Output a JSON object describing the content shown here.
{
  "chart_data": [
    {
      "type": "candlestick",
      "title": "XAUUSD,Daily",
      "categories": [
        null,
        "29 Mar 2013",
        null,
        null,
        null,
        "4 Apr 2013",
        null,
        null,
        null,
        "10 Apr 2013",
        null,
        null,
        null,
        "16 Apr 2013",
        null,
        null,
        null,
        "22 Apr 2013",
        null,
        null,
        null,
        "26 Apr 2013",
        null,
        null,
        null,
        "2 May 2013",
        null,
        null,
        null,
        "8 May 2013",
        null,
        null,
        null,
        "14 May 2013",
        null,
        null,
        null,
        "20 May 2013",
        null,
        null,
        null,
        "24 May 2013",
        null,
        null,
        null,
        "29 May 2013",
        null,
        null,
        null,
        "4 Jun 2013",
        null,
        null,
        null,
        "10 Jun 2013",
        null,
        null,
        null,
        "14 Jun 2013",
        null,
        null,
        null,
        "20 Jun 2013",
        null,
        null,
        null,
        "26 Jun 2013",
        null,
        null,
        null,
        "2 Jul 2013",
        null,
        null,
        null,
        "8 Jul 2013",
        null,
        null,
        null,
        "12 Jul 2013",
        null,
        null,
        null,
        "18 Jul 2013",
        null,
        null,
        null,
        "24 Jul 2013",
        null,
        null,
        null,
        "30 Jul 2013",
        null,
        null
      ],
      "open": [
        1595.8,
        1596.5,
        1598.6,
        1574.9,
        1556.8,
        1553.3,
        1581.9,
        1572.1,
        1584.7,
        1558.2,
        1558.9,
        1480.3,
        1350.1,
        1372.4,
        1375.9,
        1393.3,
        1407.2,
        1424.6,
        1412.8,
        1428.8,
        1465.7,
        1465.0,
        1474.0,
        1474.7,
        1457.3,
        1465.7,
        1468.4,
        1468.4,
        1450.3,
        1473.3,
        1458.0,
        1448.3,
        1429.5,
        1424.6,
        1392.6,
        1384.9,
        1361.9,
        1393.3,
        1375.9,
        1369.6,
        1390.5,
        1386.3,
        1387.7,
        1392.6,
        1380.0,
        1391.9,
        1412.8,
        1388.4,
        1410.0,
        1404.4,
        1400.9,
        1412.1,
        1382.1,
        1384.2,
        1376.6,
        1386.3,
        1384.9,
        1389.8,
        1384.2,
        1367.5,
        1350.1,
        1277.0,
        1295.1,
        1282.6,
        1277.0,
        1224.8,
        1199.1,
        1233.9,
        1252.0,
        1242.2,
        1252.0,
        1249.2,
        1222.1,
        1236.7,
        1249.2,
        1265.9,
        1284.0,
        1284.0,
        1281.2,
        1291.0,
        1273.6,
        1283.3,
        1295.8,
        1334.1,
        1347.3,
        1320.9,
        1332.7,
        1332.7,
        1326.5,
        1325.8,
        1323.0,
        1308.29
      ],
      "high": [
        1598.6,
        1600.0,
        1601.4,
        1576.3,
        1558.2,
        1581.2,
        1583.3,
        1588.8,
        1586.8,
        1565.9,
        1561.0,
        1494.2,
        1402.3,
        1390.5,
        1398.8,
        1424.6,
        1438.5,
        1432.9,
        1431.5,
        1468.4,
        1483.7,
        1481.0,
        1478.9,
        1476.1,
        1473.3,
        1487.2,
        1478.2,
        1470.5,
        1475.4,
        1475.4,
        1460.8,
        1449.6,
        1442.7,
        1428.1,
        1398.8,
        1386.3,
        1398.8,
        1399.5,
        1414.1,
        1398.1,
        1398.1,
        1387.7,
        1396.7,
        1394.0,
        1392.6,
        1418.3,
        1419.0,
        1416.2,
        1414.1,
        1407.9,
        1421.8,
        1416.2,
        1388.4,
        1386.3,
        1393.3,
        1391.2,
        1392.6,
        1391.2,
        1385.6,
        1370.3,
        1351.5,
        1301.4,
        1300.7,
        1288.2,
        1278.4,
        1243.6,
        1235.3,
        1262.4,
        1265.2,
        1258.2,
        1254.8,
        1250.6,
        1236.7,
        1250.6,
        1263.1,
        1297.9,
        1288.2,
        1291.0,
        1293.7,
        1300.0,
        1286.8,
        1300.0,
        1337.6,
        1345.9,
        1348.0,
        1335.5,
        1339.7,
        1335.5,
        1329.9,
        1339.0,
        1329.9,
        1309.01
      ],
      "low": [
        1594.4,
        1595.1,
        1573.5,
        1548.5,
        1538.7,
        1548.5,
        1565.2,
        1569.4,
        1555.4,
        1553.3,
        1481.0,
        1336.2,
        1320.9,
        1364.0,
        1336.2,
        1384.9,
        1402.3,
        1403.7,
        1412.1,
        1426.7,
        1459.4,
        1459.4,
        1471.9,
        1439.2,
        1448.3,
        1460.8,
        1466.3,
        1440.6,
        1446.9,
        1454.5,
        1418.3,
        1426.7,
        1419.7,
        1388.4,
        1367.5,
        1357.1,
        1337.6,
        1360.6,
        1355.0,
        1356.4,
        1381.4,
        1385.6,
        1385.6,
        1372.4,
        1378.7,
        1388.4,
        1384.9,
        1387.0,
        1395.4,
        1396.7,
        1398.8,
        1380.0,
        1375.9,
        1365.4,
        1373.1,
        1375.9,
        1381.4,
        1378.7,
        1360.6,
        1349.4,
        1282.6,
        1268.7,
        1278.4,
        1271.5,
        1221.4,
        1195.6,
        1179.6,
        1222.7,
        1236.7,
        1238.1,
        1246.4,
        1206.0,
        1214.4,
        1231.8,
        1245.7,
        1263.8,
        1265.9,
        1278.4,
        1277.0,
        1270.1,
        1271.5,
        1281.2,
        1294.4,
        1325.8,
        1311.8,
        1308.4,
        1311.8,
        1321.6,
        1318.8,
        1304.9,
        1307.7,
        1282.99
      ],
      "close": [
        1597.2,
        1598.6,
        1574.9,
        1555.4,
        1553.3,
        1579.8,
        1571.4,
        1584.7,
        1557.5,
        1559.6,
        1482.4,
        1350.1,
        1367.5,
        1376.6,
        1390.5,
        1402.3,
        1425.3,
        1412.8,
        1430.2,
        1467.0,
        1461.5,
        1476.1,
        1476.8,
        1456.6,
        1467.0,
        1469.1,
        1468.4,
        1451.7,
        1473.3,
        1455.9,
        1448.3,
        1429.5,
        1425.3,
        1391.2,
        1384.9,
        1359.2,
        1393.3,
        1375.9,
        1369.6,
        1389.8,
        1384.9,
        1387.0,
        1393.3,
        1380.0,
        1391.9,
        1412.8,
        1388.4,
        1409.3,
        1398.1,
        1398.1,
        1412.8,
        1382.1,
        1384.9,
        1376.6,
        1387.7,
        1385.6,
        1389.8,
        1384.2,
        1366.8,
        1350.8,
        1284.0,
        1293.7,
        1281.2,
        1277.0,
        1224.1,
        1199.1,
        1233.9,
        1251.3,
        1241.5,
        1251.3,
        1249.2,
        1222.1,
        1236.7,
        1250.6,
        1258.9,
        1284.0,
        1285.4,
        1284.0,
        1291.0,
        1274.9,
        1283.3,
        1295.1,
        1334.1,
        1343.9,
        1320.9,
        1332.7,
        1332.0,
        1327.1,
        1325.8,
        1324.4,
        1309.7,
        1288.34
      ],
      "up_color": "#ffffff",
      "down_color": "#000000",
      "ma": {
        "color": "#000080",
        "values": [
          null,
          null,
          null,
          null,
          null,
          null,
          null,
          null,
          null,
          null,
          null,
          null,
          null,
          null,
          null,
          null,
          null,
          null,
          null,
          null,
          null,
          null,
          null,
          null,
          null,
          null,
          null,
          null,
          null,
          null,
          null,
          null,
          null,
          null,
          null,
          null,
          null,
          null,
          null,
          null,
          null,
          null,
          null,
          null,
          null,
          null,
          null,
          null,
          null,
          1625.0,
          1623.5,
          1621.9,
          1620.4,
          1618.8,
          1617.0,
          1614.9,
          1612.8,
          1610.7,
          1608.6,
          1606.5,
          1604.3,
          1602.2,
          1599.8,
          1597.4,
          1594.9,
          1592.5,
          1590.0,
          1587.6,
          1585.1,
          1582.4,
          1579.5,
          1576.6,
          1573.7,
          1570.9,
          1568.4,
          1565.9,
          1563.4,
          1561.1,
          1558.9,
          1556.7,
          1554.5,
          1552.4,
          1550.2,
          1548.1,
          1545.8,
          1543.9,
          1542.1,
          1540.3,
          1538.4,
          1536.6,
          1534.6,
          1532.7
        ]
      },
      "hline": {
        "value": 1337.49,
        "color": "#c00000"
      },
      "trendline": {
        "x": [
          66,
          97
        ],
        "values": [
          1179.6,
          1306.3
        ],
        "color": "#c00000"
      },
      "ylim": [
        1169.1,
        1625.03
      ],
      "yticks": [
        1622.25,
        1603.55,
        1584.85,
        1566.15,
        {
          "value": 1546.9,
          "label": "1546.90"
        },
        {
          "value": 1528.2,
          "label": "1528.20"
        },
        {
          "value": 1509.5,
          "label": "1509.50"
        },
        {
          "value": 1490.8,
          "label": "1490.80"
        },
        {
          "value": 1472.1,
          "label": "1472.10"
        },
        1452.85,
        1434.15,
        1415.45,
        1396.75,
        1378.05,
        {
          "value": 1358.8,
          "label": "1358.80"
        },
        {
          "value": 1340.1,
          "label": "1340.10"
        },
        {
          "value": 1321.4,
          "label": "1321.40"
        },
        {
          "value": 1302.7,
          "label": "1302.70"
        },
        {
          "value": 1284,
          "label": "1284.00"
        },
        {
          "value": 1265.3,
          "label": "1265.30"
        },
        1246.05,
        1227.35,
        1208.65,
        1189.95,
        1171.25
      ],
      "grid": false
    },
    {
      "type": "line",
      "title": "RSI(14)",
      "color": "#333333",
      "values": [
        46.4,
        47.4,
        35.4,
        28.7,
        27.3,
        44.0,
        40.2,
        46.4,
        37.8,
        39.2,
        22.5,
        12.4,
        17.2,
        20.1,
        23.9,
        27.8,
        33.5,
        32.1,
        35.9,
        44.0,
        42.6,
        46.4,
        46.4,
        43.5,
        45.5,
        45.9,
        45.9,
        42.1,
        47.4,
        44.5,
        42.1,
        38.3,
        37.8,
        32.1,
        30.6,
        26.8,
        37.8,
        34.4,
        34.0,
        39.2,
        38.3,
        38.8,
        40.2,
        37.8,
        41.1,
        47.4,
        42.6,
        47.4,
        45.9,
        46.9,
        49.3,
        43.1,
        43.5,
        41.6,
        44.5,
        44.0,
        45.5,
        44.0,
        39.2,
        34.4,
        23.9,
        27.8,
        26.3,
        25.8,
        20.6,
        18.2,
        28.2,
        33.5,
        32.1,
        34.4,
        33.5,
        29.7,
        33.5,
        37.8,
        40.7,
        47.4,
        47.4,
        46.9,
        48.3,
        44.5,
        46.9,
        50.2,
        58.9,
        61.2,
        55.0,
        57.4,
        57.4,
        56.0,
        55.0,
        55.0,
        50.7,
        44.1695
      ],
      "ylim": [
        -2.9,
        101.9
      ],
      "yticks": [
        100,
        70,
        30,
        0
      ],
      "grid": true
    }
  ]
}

# WRITTEN INSTRUCTION
Copy each line of the listing that holds the word "label".

# FINISHED TASK
          "label": "1546.90"
          "label": "1528.20"
          "label": "1509.50"
          "label": "1490.80"
          "label": "1472.10"
          "label": "1358.80"
          "label": "1340.10"
          "label": "1321.40"
          "label": "1302.70"
          "label": "1284.00"
          "label": "1265.30"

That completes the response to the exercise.